# PROMPT:
Locate every line in the records below that holds the word "Electo" and return each one.

# RECORDS FOR THE TASK:
******

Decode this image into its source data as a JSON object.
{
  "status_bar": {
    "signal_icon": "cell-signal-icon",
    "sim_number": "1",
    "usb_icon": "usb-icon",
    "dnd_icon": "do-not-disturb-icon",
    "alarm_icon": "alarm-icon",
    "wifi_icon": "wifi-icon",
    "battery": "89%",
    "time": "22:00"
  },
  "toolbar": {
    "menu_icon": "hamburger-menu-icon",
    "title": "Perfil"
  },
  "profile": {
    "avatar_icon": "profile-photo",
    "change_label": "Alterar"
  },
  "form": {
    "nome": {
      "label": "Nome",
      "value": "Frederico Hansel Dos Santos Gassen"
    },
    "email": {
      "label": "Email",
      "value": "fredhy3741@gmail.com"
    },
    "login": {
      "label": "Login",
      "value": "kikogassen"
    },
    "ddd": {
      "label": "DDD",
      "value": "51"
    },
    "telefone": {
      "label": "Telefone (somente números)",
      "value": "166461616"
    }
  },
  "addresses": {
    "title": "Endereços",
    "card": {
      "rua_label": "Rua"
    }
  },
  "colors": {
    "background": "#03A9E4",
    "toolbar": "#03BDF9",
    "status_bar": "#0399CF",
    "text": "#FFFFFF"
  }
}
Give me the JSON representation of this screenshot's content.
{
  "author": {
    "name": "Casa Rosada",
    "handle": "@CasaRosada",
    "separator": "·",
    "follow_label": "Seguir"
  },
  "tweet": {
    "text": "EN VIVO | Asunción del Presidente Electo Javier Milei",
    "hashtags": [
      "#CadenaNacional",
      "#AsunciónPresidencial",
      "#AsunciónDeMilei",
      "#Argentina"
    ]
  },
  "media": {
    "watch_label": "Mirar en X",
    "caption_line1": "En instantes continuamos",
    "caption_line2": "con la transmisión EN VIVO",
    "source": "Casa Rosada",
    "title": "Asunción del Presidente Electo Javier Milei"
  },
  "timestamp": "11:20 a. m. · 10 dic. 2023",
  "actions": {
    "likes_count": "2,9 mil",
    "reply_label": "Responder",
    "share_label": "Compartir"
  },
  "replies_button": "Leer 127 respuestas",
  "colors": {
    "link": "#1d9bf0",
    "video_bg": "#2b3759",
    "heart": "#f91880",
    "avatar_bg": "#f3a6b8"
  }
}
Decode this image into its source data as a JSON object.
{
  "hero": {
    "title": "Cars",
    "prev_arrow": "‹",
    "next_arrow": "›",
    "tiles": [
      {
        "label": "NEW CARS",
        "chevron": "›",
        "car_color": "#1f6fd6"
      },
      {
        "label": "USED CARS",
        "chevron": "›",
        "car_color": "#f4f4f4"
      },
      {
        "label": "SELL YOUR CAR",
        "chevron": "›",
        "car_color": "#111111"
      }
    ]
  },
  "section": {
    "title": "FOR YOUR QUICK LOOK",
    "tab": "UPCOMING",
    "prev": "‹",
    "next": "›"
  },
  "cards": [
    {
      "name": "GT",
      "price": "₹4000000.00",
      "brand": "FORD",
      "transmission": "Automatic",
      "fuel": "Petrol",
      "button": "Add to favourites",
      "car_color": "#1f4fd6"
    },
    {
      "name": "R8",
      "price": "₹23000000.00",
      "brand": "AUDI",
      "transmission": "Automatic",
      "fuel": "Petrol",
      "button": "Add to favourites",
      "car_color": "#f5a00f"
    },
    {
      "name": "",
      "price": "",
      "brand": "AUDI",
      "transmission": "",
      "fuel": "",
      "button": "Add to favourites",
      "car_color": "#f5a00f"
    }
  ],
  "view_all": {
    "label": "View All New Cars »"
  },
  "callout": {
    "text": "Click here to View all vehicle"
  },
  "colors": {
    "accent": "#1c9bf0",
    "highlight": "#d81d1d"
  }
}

******

# CORRECT OUTPUT:
    "text": "EN VIVO | Asunción del Presidente Electo Javier Milei",
    "title": "Asunción del Presidente Electo Javier Milei"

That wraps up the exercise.